Excerpts from a figure dataset:
◇ ◇ ◇ ◇ ◇

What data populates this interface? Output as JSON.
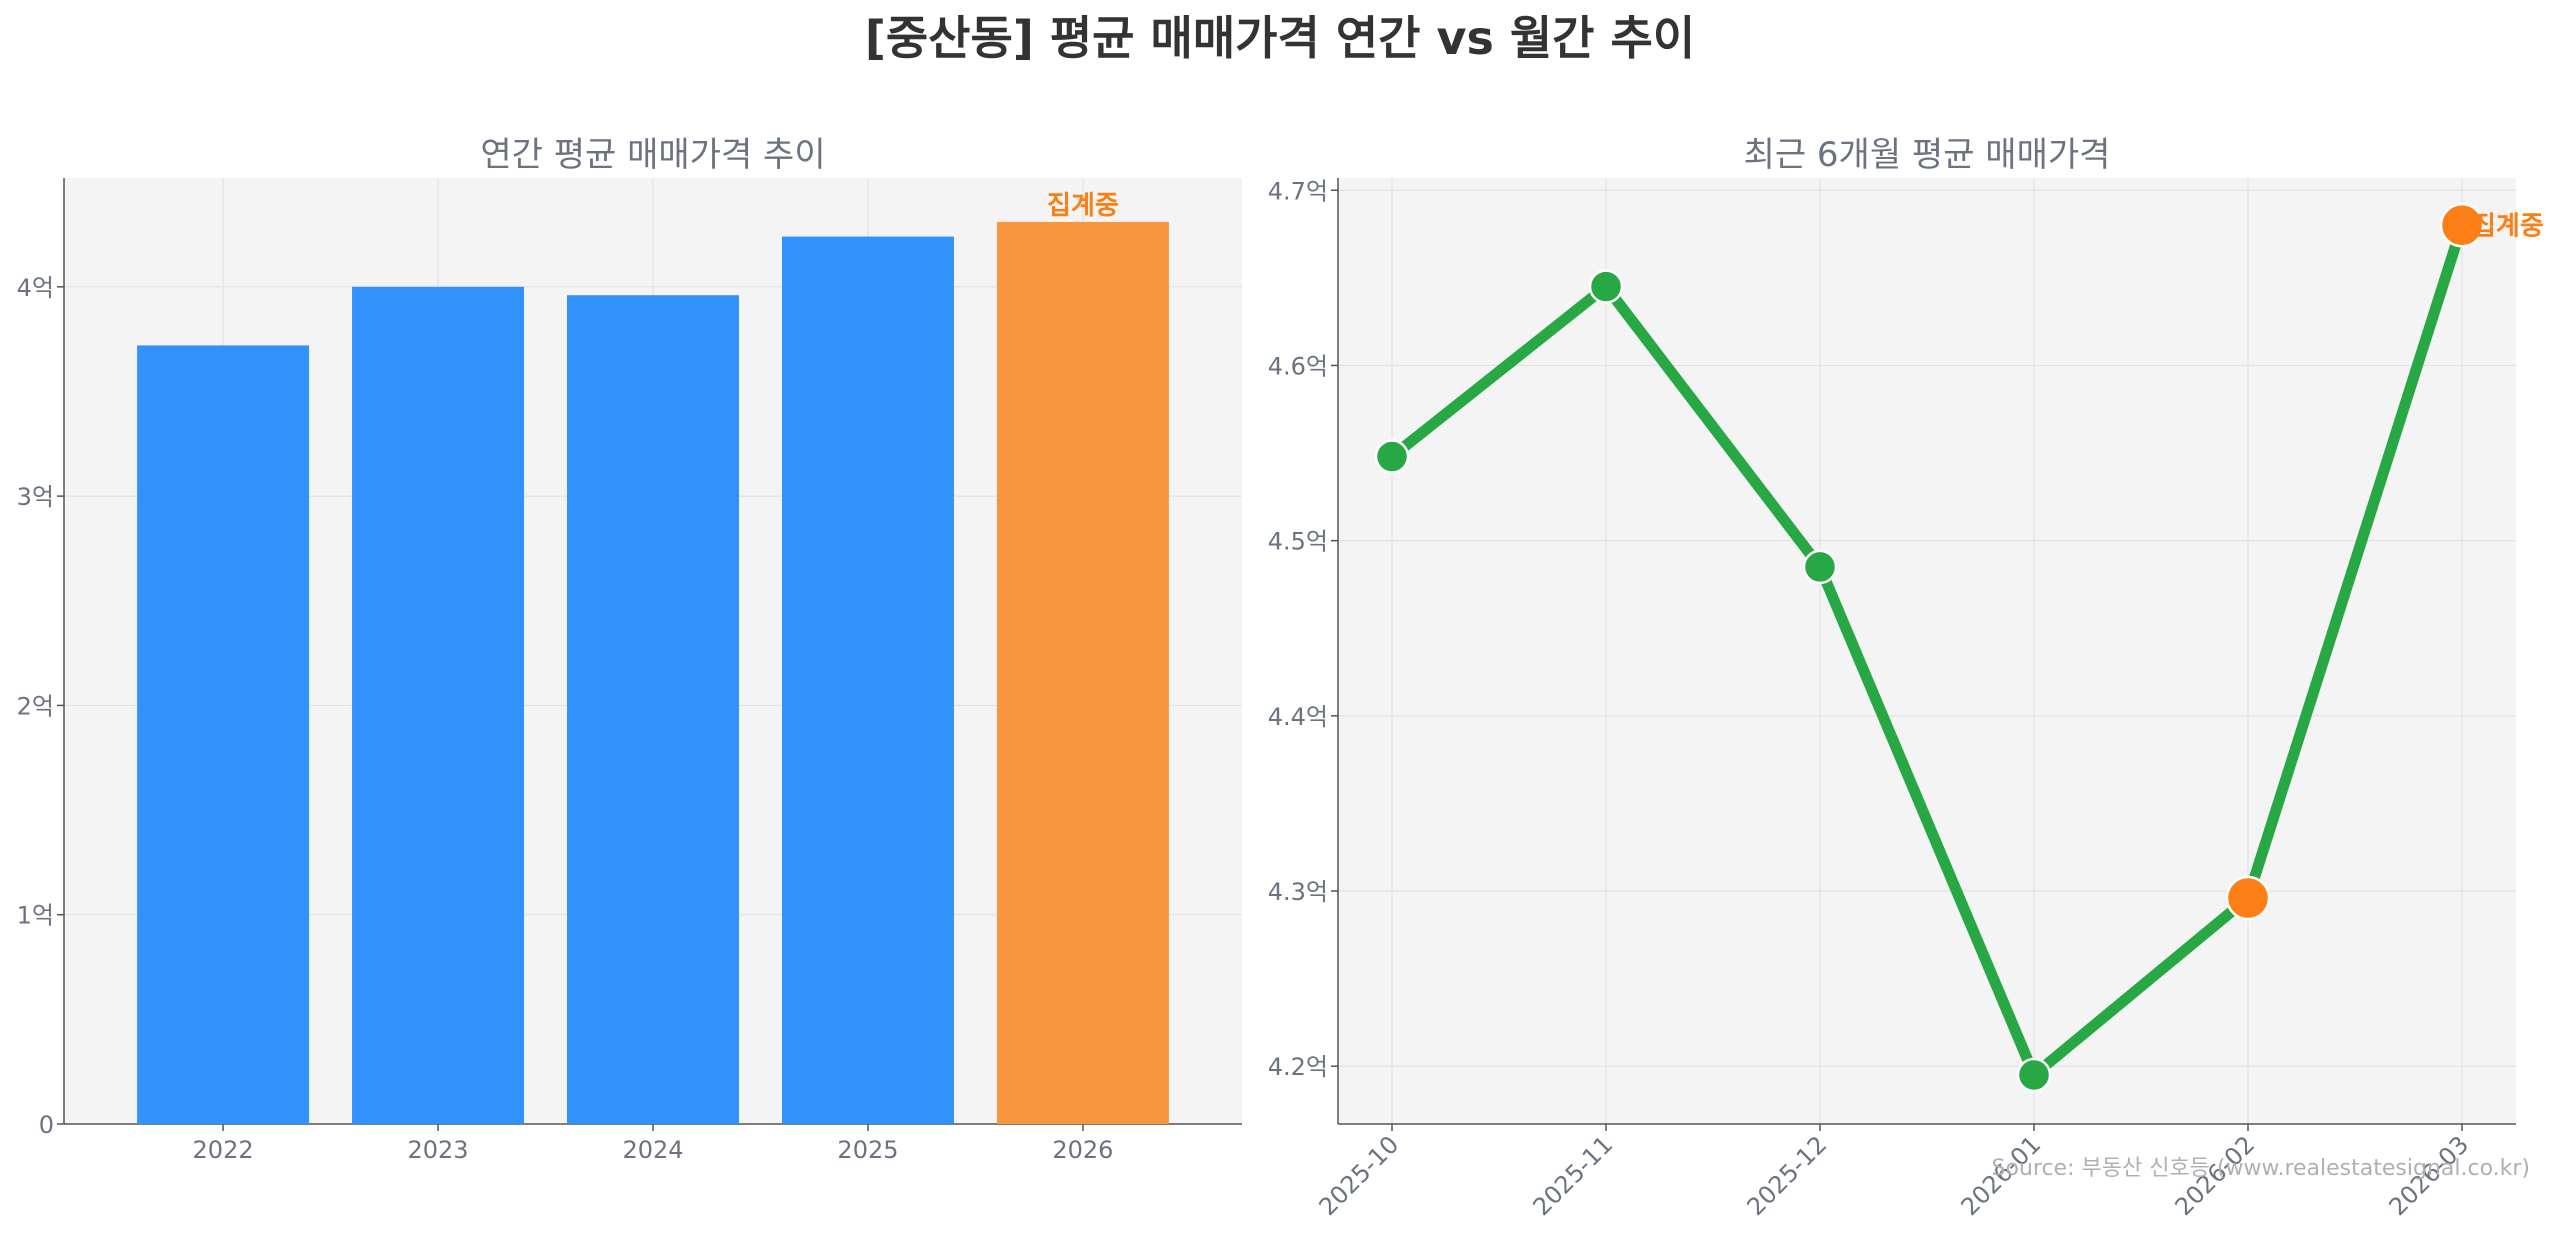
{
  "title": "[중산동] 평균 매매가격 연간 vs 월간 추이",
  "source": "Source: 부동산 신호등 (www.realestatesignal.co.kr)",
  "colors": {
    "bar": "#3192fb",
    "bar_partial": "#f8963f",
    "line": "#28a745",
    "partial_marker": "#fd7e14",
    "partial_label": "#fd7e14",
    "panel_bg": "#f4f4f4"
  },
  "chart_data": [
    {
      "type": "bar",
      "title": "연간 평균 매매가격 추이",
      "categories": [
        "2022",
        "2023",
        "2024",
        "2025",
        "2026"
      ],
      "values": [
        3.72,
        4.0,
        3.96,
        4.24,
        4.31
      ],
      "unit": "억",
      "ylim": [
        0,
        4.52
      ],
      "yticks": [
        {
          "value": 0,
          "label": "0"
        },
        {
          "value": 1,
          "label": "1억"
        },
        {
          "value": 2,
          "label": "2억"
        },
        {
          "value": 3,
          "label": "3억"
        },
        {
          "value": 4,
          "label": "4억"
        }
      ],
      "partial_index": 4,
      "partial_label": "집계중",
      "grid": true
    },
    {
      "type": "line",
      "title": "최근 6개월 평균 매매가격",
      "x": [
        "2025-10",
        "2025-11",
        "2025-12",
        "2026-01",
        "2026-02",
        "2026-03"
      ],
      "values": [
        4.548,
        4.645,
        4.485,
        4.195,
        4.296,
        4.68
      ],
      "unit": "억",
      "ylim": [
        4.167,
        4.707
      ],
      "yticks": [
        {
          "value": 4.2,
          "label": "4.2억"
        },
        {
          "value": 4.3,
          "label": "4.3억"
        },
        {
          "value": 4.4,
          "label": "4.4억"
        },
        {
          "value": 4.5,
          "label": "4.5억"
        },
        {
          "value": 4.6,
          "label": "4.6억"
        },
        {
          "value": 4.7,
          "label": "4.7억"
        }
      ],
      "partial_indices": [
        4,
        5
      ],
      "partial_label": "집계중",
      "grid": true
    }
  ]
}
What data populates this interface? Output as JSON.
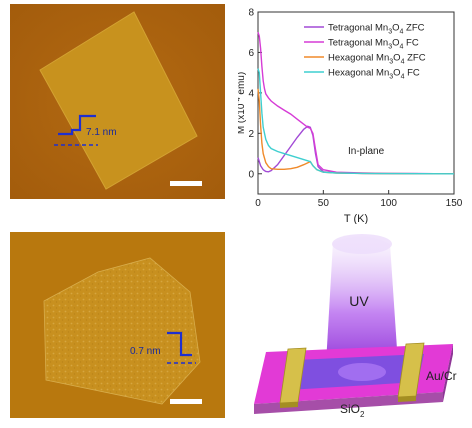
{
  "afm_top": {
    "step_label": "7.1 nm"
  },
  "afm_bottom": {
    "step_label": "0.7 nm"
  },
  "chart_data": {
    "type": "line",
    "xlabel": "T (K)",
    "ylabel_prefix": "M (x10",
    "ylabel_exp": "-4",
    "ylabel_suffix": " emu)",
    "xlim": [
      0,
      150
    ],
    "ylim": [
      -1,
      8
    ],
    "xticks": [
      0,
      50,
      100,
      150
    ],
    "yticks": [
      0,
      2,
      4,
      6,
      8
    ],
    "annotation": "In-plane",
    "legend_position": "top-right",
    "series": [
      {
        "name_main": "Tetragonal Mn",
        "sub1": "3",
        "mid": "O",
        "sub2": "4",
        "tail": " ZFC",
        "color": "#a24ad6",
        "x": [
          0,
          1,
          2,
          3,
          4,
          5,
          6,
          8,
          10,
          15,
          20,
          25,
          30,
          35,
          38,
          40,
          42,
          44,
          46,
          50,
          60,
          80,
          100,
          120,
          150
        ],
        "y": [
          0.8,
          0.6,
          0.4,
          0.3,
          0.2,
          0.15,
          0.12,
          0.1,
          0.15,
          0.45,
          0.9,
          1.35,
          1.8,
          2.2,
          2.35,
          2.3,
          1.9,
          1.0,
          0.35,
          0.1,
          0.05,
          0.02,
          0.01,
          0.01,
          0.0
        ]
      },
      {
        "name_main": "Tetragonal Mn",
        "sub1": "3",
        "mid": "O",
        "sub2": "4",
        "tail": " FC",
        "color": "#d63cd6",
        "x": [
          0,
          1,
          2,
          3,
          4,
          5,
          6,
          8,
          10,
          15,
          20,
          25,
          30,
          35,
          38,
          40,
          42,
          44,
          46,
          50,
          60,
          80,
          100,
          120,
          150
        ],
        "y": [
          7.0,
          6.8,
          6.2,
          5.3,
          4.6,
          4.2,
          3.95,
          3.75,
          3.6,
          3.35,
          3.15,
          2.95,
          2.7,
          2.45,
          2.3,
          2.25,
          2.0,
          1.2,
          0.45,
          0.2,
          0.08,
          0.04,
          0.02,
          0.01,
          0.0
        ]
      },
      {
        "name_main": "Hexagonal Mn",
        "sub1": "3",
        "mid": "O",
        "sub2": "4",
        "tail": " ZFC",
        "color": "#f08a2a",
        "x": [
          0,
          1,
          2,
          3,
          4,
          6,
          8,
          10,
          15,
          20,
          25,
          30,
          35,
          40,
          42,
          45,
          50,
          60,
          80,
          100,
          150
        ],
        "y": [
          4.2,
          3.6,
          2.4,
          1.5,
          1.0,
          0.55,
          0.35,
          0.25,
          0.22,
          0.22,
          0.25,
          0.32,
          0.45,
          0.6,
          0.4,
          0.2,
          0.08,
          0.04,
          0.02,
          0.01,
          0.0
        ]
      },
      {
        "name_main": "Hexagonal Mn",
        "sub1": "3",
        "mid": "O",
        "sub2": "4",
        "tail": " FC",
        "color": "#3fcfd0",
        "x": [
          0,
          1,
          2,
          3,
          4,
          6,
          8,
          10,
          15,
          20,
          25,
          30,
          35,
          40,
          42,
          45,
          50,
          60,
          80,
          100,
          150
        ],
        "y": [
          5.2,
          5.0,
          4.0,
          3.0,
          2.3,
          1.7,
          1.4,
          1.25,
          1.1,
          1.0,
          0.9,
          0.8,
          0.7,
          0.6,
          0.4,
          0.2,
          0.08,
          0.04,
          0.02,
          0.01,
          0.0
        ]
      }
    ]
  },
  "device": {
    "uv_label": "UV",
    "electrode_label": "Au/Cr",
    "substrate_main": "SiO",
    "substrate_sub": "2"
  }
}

◇ ◇ ◇ ◇ ◇

-- TASK PROMPT --
Without the pictures, output the full listing exactly as it stands.

-- ANSWER TO THIS EXERCISE --
What data populates this interface? Output as JSON.
{
  "title": "[중산동] 평균 매매가격 연간 vs 월간 추이",
  "source": "Source: 부동산 신호등 (www.realestatesignal.co.kr)",
  "colors": {
    "bar": "#3192fb",
    "bar_partial": "#f8963f",
    "line": "#28a745",
    "partial_marker": "#fd7e14",
    "partial_label": "#fd7e14",
    "panel_bg": "#f4f4f4"
  },
  "chart_data": [
    {
      "type": "bar",
      "title": "연간 평균 매매가격 추이",
      "categories": [
        "2022",
        "2023",
        "2024",
        "2025",
        "2026"
      ],
      "values": [
        3.72,
        4.0,
        3.96,
        4.24,
        4.31
      ],
      "unit": "억",
      "ylim": [
        0,
        4.52
      ],
      "yticks": [
        {
          "value": 0,
          "label": "0"
        },
        {
          "value": 1,
          "label": "1억"
        },
        {
          "value": 2,
          "label": "2억"
        },
        {
          "value": 3,
          "label": "3억"
        },
        {
          "value": 4,
          "label": "4억"
        }
      ],
      "partial_index": 4,
      "partial_label": "집계중",
      "grid": true
    },
    {
      "type": "line",
      "title": "최근 6개월 평균 매매가격",
      "x": [
        "2025-10",
        "2025-11",
        "2025-12",
        "2026-01",
        "2026-02",
        "2026-03"
      ],
      "values": [
        4.548,
        4.645,
        4.485,
        4.195,
        4.296,
        4.68
      ],
      "unit": "억",
      "ylim": [
        4.167,
        4.707
      ],
      "yticks": [
        {
          "value": 4.2,
          "label": "4.2억"
        },
        {
          "value": 4.3,
          "label": "4.3억"
        },
        {
          "value": 4.4,
          "label": "4.4억"
        },
        {
          "value": 4.5,
          "label": "4.5억"
        },
        {
          "value": 4.6,
          "label": "4.6억"
        },
        {
          "value": 4.7,
          "label": "4.7억"
        }
      ],
      "partial_indices": [
        4,
        5
      ],
      "partial_label": "집계중",
      "grid": true
    }
  ]
}
What data populates this interface? Output as JSON.
{
  "afm_top": {
    "step_label": "7.1 nm"
  },
  "afm_bottom": {
    "step_label": "0.7 nm"
  },
  "chart_data": {
    "type": "line",
    "xlabel": "T (K)",
    "ylabel_prefix": "M (x10",
    "ylabel_exp": "-4",
    "ylabel_suffix": " emu)",
    "xlim": [
      0,
      150
    ],
    "ylim": [
      -1,
      8
    ],
    "xticks": [
      0,
      50,
      100,
      150
    ],
    "yticks": [
      0,
      2,
      4,
      6,
      8
    ],
    "annotation": "In-plane",
    "legend_position": "top-right",
    "series": [
      {
        "name_main": "Tetragonal Mn",
        "sub1": "3",
        "mid": "O",
        "sub2": "4",
        "tail": " ZFC",
        "color": "#a24ad6",
        "x": [
          0,
          1,
          2,
          3,
          4,
          5,
          6,
          8,
          10,
          15,
          20,
          25,
          30,
          35,
          38,
          40,
          42,
          44,
          46,
          50,
          60,
          80,
          100,
          120,
          150
        ],
        "y": [
          0.8,
          0.6,
          0.4,
          0.3,
          0.2,
          0.15,
          0.12,
          0.1,
          0.15,
          0.45,
          0.9,
          1.35,
          1.8,
          2.2,
          2.35,
          2.3,
          1.9,
          1.0,
          0.35,
          0.1,
          0.05,
          0.02,
          0.01,
          0.01,
          0.0
        ]
      },
      {
        "name_main": "Tetragonal Mn",
        "sub1": "3",
        "mid": "O",
        "sub2": "4",
        "tail": " FC",
        "color": "#d63cd6",
        "x": [
          0,
          1,
          2,
          3,
          4,
          5,
          6,
          8,
          10,
          15,
          20,
          25,
          30,
          35,
          38,
          40,
          42,
          44,
          46,
          50,
          60,
          80,
          100,
          120,
          150
        ],
        "y": [
          7.0,
          6.8,
          6.2,
          5.3,
          4.6,
          4.2,
          3.95,
          3.75,
          3.6,
          3.35,
          3.15,
          2.95,
          2.7,
          2.45,
          2.3,
          2.25,
          2.0,
          1.2,
          0.45,
          0.2,
          0.08,
          0.04,
          0.02,
          0.01,
          0.0
        ]
      },
      {
        "name_main": "Hexagonal Mn",
        "sub1": "3",
        "mid": "O",
        "sub2": "4",
        "tail": " ZFC",
        "color": "#f08a2a",
        "x": [
          0,
          1,
          2,
          3,
          4,
          6,
          8,
          10,
          15,
          20,
          25,
          30,
          35,
          40,
          42,
          45,
          50,
          60,
          80,
          100,
          150
        ],
        "y": [
          4.2,
          3.6,
          2.4,
          1.5,
          1.0,
          0.55,
          0.35,
          0.25,
          0.22,
          0.22,
          0.25,
          0.32,
          0.45,
          0.6,
          0.4,
          0.2,
          0.08,
          0.04,
          0.02,
          0.01,
          0.0
        ]
      },
      {
        "name_main": "Hexagonal Mn",
        "sub1": "3",
        "mid": "O",
        "sub2": "4",
        "tail": " FC",
        "color": "#3fcfd0",
        "x": [
          0,
          1,
          2,
          3,
          4,
          6,
          8,
          10,
          15,
          20,
          25,
          30,
          35,
          40,
          42,
          45,
          50,
          60,
          80,
          100,
          150
        ],
        "y": [
          5.2,
          5.0,
          4.0,
          3.0,
          2.3,
          1.7,
          1.4,
          1.25,
          1.1,
          1.0,
          0.9,
          0.8,
          0.7,
          0.6,
          0.4,
          0.2,
          0.08,
          0.04,
          0.02,
          0.01,
          0.0
        ]
      }
    ]
  },
  "device": {
    "uv_label": "UV",
    "electrode_label": "Au/Cr",
    "substrate_main": "SiO",
    "substrate_sub": "2"
  }
}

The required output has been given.